• DOCUMENT EXTRACT:
────
ARCHIVED - Telecom Costs Order CRTC 2008-22

This page has been archived on the Web

Information identified as archived on the Web is for reference, research or recordkeeping purposes. Archived Decisions, Notices and Orders (DNOs) remain in effect except to the extent they are amended or reversed by the Commission, a court, or the government. The text of archived information has not been altered or updated after the date of archiving. Changes to DNOs are published as “dashes” to the original DNO number. Web pages that are archived on the Web are not subject to the Government of Canada Web Standards. As per the Communications Policy of the Government of Canada, you can request alternate formats by contacting us.

  Ottawa, 1 December 2008
 

Determination of costs award with respect to the participation of the Public Interest Advocacy Centre, on behalf of the Consumers' Association of Canada and the National Anti-Poverty Organization, in the Telecom Public Notice 2008-4 proceeding

  Reference: 8663-C12-200805609 and 4754-324

1.

By letter dated 26 June 2008, the Public Interest Advocacy Centre (PIAC) applied for costs on behalf of the Consumers' Association of Canada and the National Anti-Poverty Organization (the Consumer Groups) with respect to their participation in the proceeding initiated by Telecom Public Notice 2008-4 (the Public Notice 2008-4 proceeding).

2.

On 7 July 2008, Bell Aliant Regional Communications, Limited Partnership (Bell Aliant), Bell Canada, and Télébec, Limited Partnership (Télébec) [collectively, the Companies]; and TELUS Communications Company (TCC) filed comments in response to PIAC's application. PIAC filed reply comments on 19 September 2008.
 

Application

3.
────
• WHAT IS ASKED:
Please repeat the passage of the telecom costs order above from "ARCHIVED - Telecom" up to and including "by contacting us.", word for word.
────
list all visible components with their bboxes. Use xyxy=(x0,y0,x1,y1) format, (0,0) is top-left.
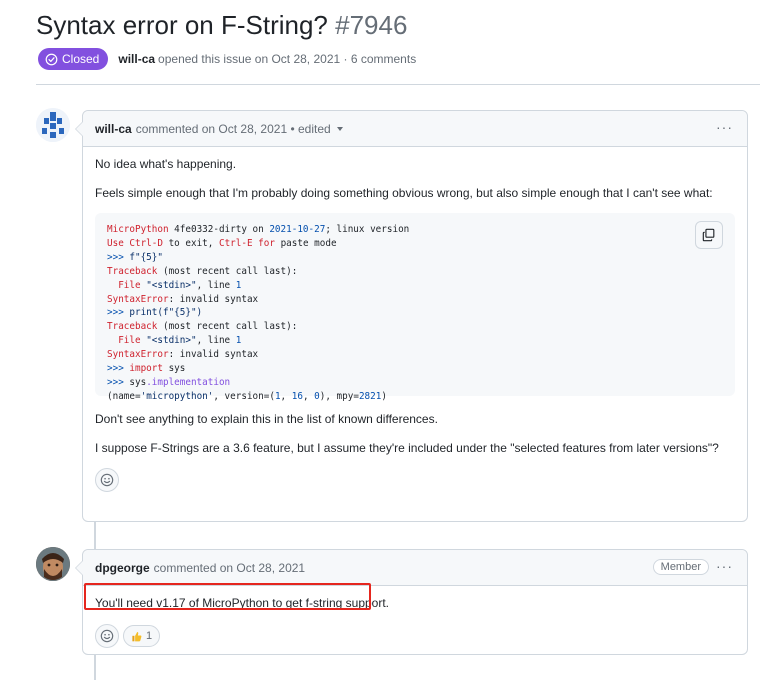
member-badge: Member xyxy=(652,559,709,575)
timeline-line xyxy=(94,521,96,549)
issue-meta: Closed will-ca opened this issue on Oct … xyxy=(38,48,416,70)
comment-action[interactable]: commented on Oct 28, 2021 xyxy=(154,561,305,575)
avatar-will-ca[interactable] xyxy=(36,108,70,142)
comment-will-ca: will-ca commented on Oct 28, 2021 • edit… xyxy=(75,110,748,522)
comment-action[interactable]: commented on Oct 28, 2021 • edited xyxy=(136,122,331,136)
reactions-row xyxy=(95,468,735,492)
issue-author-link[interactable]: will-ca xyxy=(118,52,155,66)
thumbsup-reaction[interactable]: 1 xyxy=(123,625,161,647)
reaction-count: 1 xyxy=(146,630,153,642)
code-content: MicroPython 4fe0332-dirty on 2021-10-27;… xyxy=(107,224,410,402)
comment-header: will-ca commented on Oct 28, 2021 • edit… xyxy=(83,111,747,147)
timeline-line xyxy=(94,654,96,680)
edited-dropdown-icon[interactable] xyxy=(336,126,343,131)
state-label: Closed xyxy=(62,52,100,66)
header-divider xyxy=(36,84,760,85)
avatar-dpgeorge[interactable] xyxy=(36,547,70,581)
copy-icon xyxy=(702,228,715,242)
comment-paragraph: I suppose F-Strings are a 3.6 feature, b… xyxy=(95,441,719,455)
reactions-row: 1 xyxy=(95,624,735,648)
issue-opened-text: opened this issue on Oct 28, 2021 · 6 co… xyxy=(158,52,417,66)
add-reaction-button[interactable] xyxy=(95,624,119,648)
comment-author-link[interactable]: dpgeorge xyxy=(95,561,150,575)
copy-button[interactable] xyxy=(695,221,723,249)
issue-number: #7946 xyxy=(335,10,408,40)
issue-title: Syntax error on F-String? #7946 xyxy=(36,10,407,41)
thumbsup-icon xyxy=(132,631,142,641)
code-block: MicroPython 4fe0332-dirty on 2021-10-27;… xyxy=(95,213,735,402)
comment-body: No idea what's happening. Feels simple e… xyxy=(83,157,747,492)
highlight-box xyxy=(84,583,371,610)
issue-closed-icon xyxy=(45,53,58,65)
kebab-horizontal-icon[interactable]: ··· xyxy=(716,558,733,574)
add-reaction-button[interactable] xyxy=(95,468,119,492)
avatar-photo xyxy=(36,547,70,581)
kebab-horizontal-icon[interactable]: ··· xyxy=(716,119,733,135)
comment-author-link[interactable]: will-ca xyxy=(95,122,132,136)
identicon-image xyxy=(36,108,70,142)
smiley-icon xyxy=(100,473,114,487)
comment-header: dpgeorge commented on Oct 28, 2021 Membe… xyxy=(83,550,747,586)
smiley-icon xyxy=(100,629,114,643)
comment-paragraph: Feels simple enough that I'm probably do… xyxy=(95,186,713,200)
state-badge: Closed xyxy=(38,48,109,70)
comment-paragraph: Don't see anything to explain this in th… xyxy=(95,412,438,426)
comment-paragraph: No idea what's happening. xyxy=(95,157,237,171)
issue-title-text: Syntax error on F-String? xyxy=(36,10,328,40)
────
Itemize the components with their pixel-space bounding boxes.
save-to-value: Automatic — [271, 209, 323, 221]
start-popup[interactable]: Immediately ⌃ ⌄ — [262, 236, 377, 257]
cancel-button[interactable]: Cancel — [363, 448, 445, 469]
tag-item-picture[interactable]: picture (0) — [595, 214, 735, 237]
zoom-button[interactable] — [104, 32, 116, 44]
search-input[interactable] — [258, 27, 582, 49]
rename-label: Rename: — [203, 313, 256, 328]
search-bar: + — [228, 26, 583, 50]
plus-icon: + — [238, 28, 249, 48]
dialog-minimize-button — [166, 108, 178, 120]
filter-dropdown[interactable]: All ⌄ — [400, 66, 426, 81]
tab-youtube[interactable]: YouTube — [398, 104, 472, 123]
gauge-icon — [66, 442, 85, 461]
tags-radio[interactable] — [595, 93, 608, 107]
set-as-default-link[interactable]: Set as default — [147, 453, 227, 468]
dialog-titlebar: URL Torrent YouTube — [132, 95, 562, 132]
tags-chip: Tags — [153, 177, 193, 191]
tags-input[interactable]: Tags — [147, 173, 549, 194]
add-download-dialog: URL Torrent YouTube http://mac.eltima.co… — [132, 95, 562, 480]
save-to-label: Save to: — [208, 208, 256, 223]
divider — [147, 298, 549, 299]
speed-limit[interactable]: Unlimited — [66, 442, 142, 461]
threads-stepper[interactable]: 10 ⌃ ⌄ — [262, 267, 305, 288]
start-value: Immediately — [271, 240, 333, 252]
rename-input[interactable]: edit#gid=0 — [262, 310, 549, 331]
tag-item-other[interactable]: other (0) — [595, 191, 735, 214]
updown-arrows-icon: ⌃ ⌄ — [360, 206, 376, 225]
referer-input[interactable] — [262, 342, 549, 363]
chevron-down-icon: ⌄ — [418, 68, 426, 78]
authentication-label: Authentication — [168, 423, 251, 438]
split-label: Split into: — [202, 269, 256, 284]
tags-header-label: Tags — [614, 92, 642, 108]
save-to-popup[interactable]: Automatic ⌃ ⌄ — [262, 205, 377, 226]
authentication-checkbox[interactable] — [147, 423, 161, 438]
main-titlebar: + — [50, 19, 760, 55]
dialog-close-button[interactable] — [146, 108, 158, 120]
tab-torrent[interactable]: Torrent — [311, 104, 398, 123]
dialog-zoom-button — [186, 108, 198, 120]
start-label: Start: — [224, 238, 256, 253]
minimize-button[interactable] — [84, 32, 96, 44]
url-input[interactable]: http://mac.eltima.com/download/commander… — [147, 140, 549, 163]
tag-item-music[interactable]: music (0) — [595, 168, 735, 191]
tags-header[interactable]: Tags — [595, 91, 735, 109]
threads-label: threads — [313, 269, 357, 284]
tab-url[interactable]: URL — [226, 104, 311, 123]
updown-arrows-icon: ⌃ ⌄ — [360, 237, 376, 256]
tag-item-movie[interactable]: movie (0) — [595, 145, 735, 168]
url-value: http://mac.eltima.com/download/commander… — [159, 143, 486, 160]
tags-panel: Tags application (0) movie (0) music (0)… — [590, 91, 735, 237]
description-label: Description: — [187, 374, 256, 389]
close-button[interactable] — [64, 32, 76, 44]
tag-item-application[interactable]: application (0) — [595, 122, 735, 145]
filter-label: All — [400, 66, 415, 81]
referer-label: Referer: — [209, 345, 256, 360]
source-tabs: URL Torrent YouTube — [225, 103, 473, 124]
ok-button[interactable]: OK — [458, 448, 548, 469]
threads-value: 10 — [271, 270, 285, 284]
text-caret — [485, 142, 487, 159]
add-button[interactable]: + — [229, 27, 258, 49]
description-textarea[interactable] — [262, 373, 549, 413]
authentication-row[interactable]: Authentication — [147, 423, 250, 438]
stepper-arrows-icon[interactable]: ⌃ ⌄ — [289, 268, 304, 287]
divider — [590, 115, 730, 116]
────
• WRITTEN RESPONSE:
ARCHIVED - Telecom Costs Order CRTC 2008-22

This page has been archived on the Web

Information identified as archived on the Web is for reference, research or recordkeeping purposes. Archived Decisions, Notices and Orders (DNOs) remain in effect except to the extent they are amended or reversed by the Commission, a court, or the government. The text of archived information has not been altered or updated after the date of archiving. Changes to DNOs are published as “dashes” to the original DNO number. Web pages that are archived on the Web are not subject to the Government of Canada Web Standards. As per the Communications Policy of the Government of Canada, you can request alternate formats by contacting us.